• DIRECTIONS FOR THIS TASK: Return the records, each one exactly as written.

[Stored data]
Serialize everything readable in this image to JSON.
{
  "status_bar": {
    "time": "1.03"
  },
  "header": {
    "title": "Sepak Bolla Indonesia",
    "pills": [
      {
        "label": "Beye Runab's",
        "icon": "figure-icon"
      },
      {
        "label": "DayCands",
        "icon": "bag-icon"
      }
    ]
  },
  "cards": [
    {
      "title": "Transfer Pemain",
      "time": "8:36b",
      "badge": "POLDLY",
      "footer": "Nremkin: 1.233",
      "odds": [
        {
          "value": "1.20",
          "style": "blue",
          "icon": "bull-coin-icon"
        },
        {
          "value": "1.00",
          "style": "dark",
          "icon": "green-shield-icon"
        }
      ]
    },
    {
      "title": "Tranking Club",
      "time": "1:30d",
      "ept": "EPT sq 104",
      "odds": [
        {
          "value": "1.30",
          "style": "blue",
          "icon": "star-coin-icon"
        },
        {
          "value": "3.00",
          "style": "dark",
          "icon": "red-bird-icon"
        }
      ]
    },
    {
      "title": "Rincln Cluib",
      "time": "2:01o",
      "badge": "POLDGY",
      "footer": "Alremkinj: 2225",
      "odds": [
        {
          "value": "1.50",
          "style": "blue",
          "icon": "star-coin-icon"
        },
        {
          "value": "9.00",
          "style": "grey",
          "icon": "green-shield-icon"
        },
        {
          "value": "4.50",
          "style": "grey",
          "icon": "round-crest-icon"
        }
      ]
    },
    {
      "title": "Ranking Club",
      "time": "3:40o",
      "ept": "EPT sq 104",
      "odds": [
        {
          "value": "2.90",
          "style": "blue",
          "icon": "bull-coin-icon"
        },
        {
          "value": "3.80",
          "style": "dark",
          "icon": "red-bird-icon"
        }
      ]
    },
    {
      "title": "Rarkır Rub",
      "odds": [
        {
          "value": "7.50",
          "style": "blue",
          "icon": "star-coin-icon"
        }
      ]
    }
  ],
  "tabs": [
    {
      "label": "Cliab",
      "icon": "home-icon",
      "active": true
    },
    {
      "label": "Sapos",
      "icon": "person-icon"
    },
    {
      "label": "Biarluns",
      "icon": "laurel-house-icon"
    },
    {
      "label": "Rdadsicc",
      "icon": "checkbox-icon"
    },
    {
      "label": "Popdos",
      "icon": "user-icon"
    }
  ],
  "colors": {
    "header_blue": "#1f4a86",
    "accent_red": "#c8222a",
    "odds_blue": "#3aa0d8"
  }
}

• RESULT FOR THIS EXERCISE:
Serialize everything readable in this image to JSON.
{
  "status_bar": {
    "time": "1.03"
  },
  "header": {
    "title": "Sepak Bolla Indonesia",
    "pills": [
      {
        "label": "Beye Runab's",
        "icon": "figure-icon"
      },
      {
        "label": "DayCands",
        "icon": "bag-icon"
      }
    ]
  },
  "cards": [
    {
      "title": "Transfer Pemain",
      "time": "8:36b",
      "badge": "POLDLY",
      "footer": "Nremkin: 1.233",
      "odds": [
        {
          "value": "1.20",
          "style": "blue",
          "icon": "bull-coin-icon"
        },
        {
          "value": "1.00",
          "style": "dark",
          "icon": "green-shield-icon"
        }
      ]
    },
    {
      "title": "Tranking Club",
      "time": "1:30d",
      "ept": "EPT sq 104",
      "odds": [
        {
          "value": "1.30",
          "style": "blue",
          "icon": "star-coin-icon"
        },
        {
          "value": "3.00",
          "style": "dark",
          "icon": "red-bird-icon"
        }
      ]
    },
    {
      "title": "Rincln Cluib",
      "time": "2:01o",
      "badge": "POLDGY",
      "footer": "Alremkinj: 2225",
      "odds": [
        {
          "value": "1.50",
          "style": "blue",
          "icon": "star-coin-icon"
        },
        {
          "value": "9.00",
          "style": "grey",
          "icon": "green-shield-icon"
        },
        {
          "value": "4.50",
          "style": "grey",
          "icon": "round-crest-icon"
        }
      ]
    },
    {
      "title": "Ranking Club",
      "time": "3:40o",
      "ept": "EPT sq 104",
      "odds": [
        {
          "value": "2.90",
          "style": "blue",
          "icon": "bull-coin-icon"
        },
        {
          "value": "3.80",
          "style": "dark",
          "icon": "red-bird-icon"
        }
      ]
    },
    {
      "title": "Rarkır Rub",
      "odds": [
        {
          "value": "7.50",
          "style": "blue",
          "icon": "star-coin-icon"
        }
      ]
    }
  ],
  "tabs": [
    {
      "label": "Cliab",
      "icon": "home-icon",
      "active": true
    },
    {
      "label": "Sapos",
      "icon": "person-icon"
    },
    {
      "label": "Biarluns",
      "icon": "laurel-house-icon"
    },
    {
      "label": "Rdadsicc",
      "icon": "checkbox-icon"
    },
    {
      "label": "Popdos",
      "icon": "user-icon"
    }
  ],
  "colors": {
    "header_blue": "#1f4a86",
    "accent_red": "#c8222a",
    "odds_blue": "#3aa0d8"
  }
}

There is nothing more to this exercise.